> WORK REQUIRED
Your reply should be a single number: how many lines contain the string "that".

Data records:
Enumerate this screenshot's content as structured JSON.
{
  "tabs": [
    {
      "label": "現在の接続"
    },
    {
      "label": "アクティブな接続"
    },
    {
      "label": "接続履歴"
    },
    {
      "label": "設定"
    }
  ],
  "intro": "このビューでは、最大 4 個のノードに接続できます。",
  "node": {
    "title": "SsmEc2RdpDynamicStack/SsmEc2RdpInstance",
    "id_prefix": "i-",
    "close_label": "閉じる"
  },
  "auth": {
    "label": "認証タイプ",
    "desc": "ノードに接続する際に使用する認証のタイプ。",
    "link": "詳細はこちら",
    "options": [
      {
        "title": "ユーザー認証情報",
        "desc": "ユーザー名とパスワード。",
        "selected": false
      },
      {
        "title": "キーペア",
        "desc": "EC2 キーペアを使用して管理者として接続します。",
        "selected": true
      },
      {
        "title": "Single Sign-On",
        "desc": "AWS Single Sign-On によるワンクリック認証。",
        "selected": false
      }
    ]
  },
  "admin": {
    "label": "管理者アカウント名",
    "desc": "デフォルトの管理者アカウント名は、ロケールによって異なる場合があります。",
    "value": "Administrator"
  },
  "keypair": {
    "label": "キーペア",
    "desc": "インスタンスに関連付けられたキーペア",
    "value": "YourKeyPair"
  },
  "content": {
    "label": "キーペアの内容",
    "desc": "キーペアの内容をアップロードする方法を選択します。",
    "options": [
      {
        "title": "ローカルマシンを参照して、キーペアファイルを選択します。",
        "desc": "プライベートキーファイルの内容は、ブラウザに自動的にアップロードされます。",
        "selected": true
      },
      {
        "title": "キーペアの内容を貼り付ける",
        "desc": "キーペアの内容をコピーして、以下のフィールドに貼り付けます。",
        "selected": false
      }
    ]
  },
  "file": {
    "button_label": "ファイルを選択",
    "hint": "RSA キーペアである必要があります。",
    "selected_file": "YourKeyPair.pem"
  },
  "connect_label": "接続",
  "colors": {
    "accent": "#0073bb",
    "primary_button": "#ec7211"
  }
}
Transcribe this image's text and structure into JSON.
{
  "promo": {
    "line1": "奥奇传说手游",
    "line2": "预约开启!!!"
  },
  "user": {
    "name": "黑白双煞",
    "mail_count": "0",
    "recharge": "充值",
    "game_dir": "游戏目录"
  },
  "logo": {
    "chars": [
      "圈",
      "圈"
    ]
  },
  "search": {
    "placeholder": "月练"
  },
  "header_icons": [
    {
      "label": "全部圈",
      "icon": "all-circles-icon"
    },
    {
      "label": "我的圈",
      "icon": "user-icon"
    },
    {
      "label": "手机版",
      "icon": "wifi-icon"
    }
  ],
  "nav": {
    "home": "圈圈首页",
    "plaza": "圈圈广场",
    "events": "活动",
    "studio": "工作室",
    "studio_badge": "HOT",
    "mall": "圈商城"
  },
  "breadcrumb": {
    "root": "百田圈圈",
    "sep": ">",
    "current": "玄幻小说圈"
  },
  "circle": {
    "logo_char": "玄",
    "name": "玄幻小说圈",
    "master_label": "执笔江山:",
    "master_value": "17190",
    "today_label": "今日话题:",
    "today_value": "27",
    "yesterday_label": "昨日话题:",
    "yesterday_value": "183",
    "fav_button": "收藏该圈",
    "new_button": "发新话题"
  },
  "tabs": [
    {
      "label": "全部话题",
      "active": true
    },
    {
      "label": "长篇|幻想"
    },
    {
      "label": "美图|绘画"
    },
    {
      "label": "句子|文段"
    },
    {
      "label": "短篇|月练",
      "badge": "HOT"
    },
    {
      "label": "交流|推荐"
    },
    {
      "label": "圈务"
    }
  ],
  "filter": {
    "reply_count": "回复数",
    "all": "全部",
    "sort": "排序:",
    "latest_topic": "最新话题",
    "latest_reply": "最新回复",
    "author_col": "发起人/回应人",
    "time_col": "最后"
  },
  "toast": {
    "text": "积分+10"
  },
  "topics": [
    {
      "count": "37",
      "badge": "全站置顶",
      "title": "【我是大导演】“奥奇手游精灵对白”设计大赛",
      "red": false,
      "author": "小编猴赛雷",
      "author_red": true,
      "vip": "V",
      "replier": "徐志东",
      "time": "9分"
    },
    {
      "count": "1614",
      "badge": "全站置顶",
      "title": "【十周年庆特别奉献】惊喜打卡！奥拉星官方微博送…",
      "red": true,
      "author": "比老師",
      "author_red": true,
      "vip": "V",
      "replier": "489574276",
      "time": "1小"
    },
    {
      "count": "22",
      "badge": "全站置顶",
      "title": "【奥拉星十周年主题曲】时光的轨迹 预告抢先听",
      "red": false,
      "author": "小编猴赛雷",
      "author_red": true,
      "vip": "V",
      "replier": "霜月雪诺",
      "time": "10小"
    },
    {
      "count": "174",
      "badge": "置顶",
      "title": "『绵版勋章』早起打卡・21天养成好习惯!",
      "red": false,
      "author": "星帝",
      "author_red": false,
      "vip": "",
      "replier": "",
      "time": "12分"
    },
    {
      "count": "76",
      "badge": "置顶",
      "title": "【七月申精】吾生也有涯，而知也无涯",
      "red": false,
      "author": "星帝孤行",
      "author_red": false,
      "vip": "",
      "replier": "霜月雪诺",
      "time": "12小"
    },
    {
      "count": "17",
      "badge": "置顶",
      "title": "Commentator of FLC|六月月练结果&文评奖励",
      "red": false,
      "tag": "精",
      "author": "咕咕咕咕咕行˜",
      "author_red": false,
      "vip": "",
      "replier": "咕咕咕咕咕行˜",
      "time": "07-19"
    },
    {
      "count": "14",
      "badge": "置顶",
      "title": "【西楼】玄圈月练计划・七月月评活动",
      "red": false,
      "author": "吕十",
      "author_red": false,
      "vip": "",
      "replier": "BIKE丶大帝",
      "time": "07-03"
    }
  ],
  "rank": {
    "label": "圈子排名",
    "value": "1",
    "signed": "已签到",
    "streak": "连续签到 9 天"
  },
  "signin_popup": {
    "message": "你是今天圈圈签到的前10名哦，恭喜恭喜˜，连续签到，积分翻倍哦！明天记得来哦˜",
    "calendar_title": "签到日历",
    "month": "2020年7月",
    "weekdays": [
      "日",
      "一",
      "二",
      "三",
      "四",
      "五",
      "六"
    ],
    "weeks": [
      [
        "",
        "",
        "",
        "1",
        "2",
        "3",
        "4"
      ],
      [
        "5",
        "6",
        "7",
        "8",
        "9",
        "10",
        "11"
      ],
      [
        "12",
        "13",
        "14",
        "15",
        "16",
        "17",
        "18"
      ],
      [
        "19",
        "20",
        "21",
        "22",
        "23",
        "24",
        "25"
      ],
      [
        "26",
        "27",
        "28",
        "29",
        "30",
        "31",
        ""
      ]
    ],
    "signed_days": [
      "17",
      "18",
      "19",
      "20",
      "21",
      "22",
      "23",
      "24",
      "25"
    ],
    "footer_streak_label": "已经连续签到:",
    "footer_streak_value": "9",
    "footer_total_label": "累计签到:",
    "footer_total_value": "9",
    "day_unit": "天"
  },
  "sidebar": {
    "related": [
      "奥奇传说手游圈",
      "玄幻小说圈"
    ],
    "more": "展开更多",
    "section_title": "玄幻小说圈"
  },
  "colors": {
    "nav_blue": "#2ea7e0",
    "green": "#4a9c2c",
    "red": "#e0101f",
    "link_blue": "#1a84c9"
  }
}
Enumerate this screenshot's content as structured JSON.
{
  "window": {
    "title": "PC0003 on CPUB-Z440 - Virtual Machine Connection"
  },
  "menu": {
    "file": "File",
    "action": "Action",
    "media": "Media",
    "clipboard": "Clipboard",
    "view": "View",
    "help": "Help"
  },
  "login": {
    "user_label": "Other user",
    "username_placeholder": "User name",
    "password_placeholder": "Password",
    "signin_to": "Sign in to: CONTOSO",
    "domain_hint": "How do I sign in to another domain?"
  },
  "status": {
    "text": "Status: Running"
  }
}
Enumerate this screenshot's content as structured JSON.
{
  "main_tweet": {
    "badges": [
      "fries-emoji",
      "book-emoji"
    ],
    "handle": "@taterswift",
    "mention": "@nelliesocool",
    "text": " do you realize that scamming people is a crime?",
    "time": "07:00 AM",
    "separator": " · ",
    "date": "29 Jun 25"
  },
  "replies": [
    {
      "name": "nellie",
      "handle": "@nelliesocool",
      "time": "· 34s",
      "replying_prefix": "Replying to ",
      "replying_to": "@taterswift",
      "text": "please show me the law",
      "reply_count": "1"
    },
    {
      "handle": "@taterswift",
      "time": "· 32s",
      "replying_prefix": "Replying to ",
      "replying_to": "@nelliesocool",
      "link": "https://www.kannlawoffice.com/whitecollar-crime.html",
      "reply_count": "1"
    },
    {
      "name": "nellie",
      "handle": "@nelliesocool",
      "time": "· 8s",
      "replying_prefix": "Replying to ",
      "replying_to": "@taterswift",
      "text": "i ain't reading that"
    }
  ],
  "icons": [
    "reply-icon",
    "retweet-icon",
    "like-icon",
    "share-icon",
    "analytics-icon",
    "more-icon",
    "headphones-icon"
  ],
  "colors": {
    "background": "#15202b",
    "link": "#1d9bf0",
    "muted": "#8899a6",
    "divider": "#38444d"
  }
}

> SOLUTION FOR THIS PROBLEM
2